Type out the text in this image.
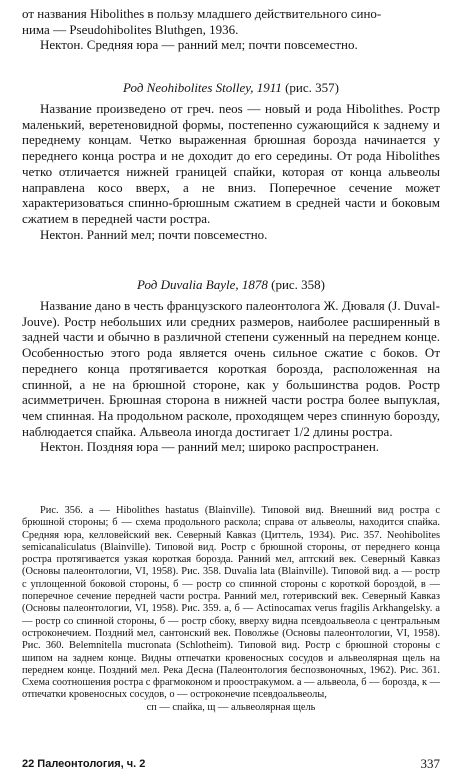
от названия Hibolithes в пользу младшего действительного сино-

нима — Pseudohibolites Bluthgen, 1936.

Нектон. Средняя юра — ранний мел; почти повсеместно.

Род Neohibolites Stolley, 1911 (рис. 357)

Название произведено от греч. neos — новый и рода Hibolithes. Ростр маленький, веретеновидной формы, постепенно сужающийся к заднему и переднему концам. Четко выраженная брюшная борозда начинается у переднего конца ростра и не доходит до его середины. От рода Hibolithes четко отличается нижней границей спайки, которая от конца альвеолы направлена косо вверх, а не вниз. Поперечное сечение может характеризоваться спинно-брюшным сжатием в средней части и боковым сжатием в передней части ростра.

Нектон. Ранний мел; почти повсеместно.

Род Duvalia Bayle, 1878 (рис. 358)

Название дано в честь французского палеонтолога Ж. Дюваля (J. Duval-Jouve). Ростр небольших или средних размеров, наиболее расширенный в задней части и обычно в различной степени суженный на переднем конце. Особенностью этого рода является очень сильное сжатие с боков. От переднего конца протягивается короткая борозда, расположенная на спинной, а не на брюшной стороне, как у большинства родов. Ростр асимметричен. Брюшная сторона в нижней части ростра более выпуклая, чем спинная. На продольном расколе, проходящем через спинную борозду, наблюдается спайка. Альвеола иногда достигает 1/2 длины ростра.

Нектон. Поздняя юра — ранний мел; широко распространен.

Рис. 356. а — Hibolithes hastatus (Blainville). Типовой вид. Внешний вид ростра с брюшной стороны; б — схема продольного раскола; справа от альвеолы, находится спайка. Средняя юра, келловейский век. Северный Кавказ (Циттель, 1934). Рис. 357. Neohibolites semicanaliculatus (Blainville). Типовой вид. Ростр с брюшной стороны, от переднего конца ростра протягивается узкая короткая борозда. Ранний мел, аптский век. Северный Кавказ (Основы палеонтологии, VI, 1958). Рис. 358. Duvalia lata (Blainville). Типовой вид. а — ростр с уплощенной боковой стороны, б — ростр со спинной стороны с короткой бороздой, в — поперечное сечение передней части ростра. Ранний мел, готеривский век. Северный Кавказ (Основы палеонтологии, VI, 1958). Рис. 359. а, б — Actinocamax verus fragilis Arkhangelsky. а — ростр со спинной стороны, б — ростр сбоку, вверху видна псевдоальвеола с центральным остроконечием. Поздний мел, сантонский век. Поволжье (Основы палеонтологии, VI, 1958). Рис. 360. Belemnitella mucronata (Schlotheim). Типовой вид. Ростр с брюшной стороны с шипом на заднем конце. Видны отпечатки кровеносных сосудов и альвеолярная щель на переднем конце. Поздний мел. Река Десна (Палеонтология беспозвоночных, 1962). Рис. 361. Схема соотношения ростра с фрагмоконом и проостракумом. а — альвеола, б — борозда, к — отпечатки кровеносных сосудов, о — остроконечие псевдоальвеолы,

сп — спайка, щ — альвеолярная щель

22 Палеонтология, ч. 2	337
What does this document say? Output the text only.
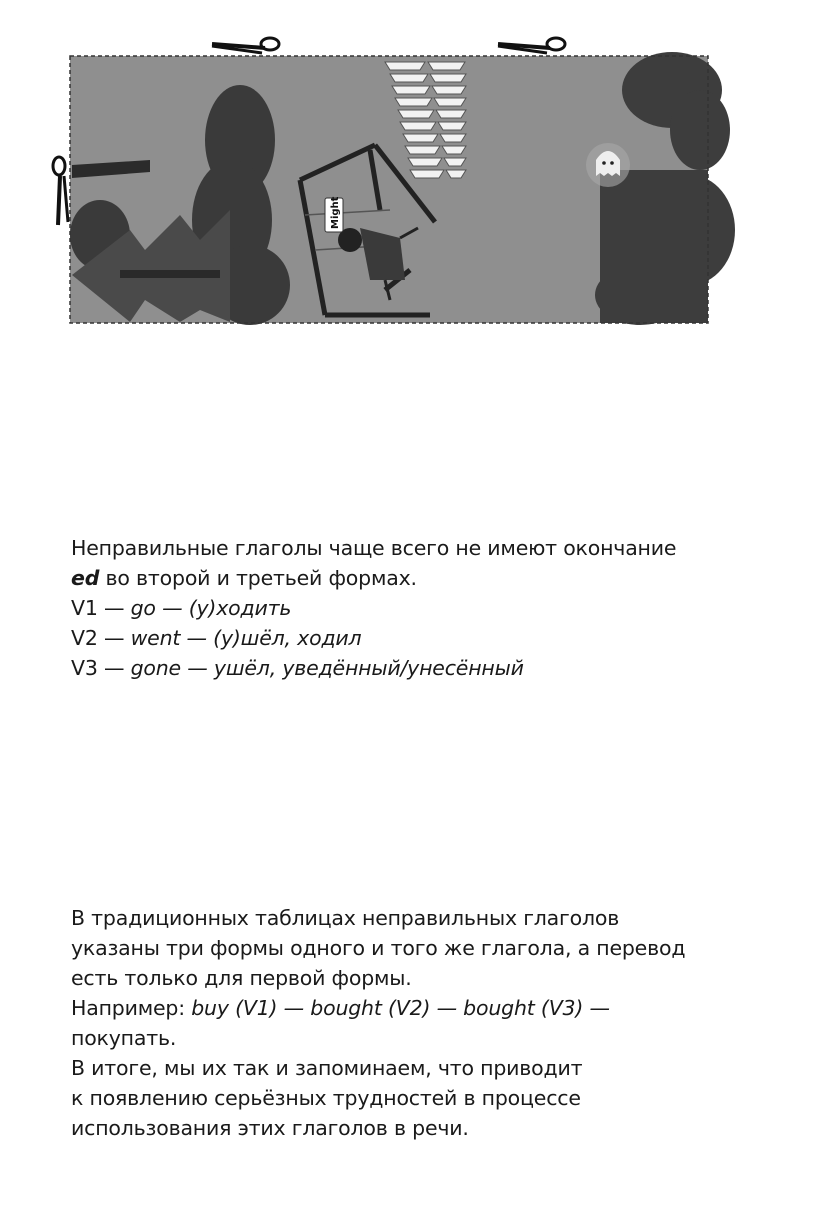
Might
Неправильные глаголы чаще всего не имеют окончание
ed во второй и третьей формах.
V1 — go — (у)ходить
V2 — went — (у)шёл, ходил
V3 — gone — ушёл, уведённый/унесённый
В традиционных таблицах неправильных глаголов
указаны три формы одного и того же глагола, а перевод
есть только для первой формы.
Например: buy (V1) — bought (V2) — bought (V3) —
покупать.
В итоге, мы их так и запоминаем, что приводит
к появлению серьёзных трудностей в процессе
использования этих глаголов в речи.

---

— Work required —
From the material above, copy everything exactly but the pictures.

— Task response —
Type out the text in this image.
от названия Hibolithes в пользу младшего действительного сино-

нима — Pseudohibolites Bluthgen, 1936.

Нектон. Средняя юра — ранний мел; почти повсеместно.

Род Neohibolites Stolley, 1911 (рис. 357)

Название произведено от греч. neos — новый и рода Hibolithes. Ростр маленький, веретеновидной формы, постепенно сужающийся к заднему и переднему концам. Четко выраженная брюшная борозда начинается у переднего конца ростра и не доходит до его середины. От рода Hibolithes четко отличается нижней границей спайки, которая от конца альвеолы направлена косо вверх, а не вниз. Поперечное сечение может характеризоваться спинно-брюшным сжатием в средней части и боковым сжатием в передней части ростра.

Нектон. Ранний мел; почти повсеместно.

Род Duvalia Bayle, 1878 (рис. 358)

Название дано в честь французского палеонтолога Ж. Дюваля (J. Duval-Jouve). Ростр небольших или средних размеров, наиболее расширенный в задней части и обычно в различной степени суженный на переднем конце. Особенностью этого рода является очень сильное сжатие с боков. От переднего конца протягивается короткая борозда, расположенная на спинной, а не на брюшной стороне, как у большинства родов. Ростр асимметричен. Брюшная сторона в нижней части ростра более выпуклая, чем спинная. На продольном расколе, проходящем через спинную борозду, наблюдается спайка. Альвеола иногда достигает 1/2 длины ростра.

Нектон. Поздняя юра — ранний мел; широко распространен.

Рис. 356. а — Hibolithes hastatus (Blainville). Типовой вид. Внешний вид ростра с брюшной стороны; б — схема продольного раскола; справа от альвеолы, находится спайка. Средняя юра, келловейский век. Северный Кавказ (Циттель, 1934). Рис. 357. Neohibolites semicanaliculatus (Blainville). Типовой вид. Ростр с брюшной стороны, от переднего конца ростра протягивается узкая короткая борозда. Ранний мел, аптский век. Северный Кавказ (Основы палеонтологии, VI, 1958). Рис. 358. Duvalia lata (Blainville). Типовой вид. а — ростр с уплощенной боковой стороны, б — ростр со спинной стороны с короткой бороздой, в — поперечное сечение передней части ростра. Ранний мел, готеривский век. Северный Кавказ (Основы палеонтологии, VI, 1958). Рис. 359. а, б — Actinocamax verus fragilis Arkhangelsky. а — ростр со спинной стороны, б — ростр сбоку, вверху видна псевдоальвеола с центральным остроконечием. Поздний мел, сантонский век. Поволжье (Основы палеонтологии, VI, 1958). Рис. 360. Belemnitella mucronata (Schlotheim). Типовой вид. Ростр с брюшной стороны с шипом на заднем конце. Видны отпечатки кровеносных сосудов и альвеолярная щель на переднем конце. Поздний мел. Река Десна (Палеонтология беспозвоночных, 1962). Рис. 361. Схема соотношения ростра с фрагмоконом и проостракумом. а — альвеола, б — борозда, к — отпечатки кровеносных сосудов, о — остроконечие псевдоальвеолы,

сп — спайка, щ — альвеолярная щель

22 Палеонтология, ч. 2	337
What does this document say? Output the text only.
Might
Неправильные глаголы чаще всего не имеют окончание
ed во второй и третьей формах.
V1 — go — (у)ходить
V2 — went — (у)шёл, ходил
V3 — gone — ушёл, уведённый/унесённый
В традиционных таблицах неправильных глаголов
указаны три формы одного и того же глагола, а перевод
есть только для первой формы.
Например: buy (V1) — bought (V2) — bought (V3) —
покупать.
В итоге, мы их так и запоминаем, что приводит
к появлению серьёзных трудностей в процессе
использования этих глаголов в речи.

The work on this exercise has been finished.